-- Written task --
Gather up every line from the entries below that uses the word "this".

-- Collected data --
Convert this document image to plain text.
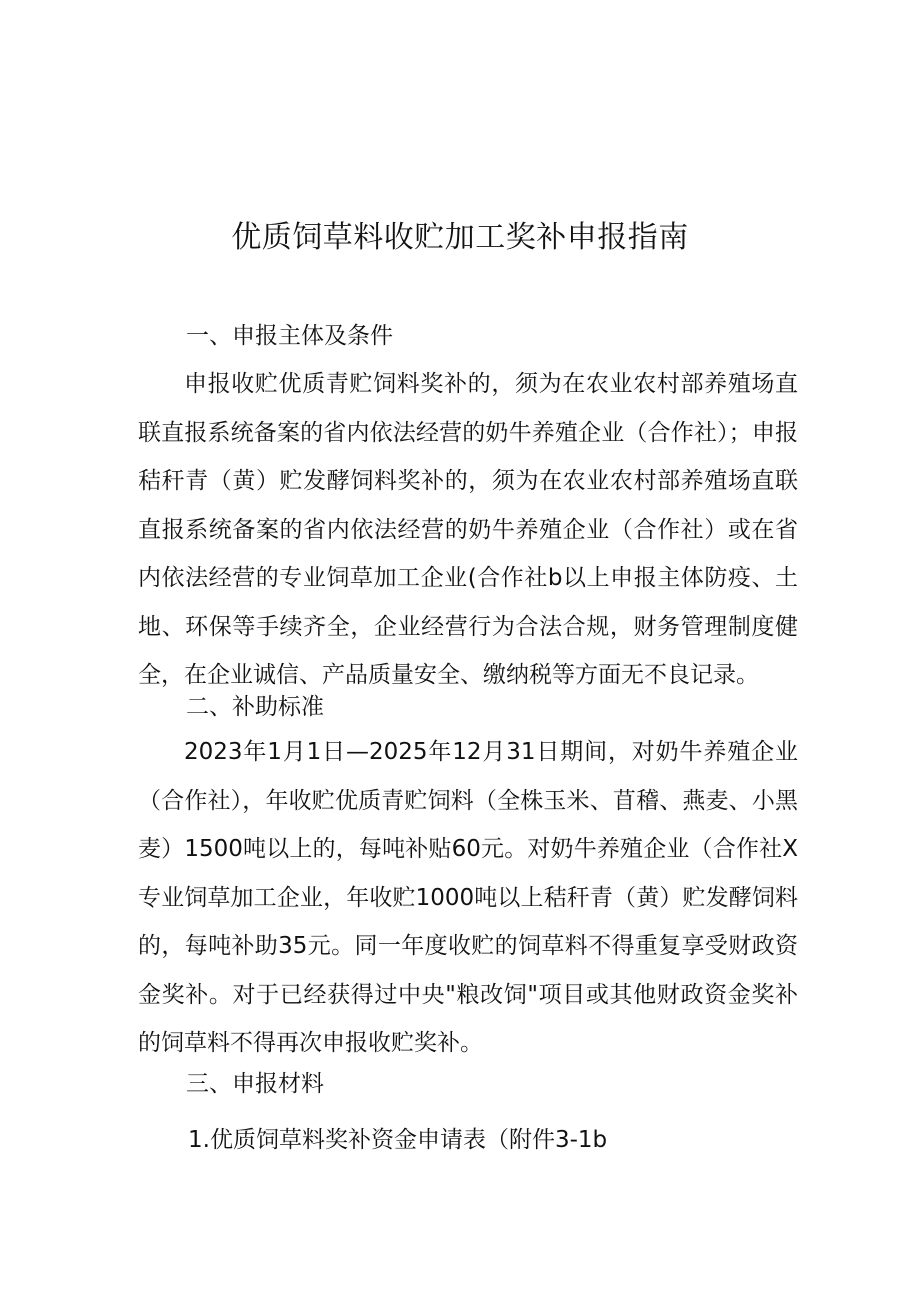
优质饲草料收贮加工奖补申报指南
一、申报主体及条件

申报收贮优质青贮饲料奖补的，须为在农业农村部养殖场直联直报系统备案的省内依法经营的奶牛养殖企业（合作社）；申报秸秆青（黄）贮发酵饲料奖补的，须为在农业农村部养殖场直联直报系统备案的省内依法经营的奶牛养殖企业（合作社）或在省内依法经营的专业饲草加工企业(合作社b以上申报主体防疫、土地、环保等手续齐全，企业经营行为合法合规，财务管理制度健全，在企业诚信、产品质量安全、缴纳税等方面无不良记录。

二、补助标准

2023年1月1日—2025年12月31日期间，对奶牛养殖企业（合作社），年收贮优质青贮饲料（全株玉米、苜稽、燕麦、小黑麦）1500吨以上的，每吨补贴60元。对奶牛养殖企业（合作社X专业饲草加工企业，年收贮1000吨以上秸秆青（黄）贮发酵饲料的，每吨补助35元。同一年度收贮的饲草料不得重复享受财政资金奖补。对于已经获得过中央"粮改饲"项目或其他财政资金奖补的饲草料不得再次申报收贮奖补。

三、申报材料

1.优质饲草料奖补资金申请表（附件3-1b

==

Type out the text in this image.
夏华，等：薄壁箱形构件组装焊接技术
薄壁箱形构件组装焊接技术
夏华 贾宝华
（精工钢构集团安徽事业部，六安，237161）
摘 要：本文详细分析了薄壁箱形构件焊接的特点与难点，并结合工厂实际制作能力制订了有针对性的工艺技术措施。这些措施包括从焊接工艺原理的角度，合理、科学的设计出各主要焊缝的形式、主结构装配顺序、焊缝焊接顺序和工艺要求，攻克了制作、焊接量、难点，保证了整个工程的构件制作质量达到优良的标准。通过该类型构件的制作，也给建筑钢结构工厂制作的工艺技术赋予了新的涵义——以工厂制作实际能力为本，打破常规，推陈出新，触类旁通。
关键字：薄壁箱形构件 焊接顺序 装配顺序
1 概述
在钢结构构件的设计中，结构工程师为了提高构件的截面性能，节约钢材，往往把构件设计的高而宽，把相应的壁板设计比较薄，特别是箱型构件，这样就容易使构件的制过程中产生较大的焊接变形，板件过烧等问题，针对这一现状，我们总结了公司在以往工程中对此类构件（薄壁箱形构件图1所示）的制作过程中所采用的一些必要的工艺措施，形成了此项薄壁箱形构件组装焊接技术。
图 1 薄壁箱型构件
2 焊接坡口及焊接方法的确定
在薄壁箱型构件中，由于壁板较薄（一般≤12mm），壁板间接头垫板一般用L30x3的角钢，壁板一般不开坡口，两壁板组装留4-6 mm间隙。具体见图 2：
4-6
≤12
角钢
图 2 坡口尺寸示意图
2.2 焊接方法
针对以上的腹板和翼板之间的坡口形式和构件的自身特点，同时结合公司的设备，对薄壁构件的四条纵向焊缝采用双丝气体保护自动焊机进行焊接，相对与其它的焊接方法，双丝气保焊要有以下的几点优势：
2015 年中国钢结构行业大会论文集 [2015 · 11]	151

-- Solved exercise --
Convert this document image to plain text.
Type out the text in this image.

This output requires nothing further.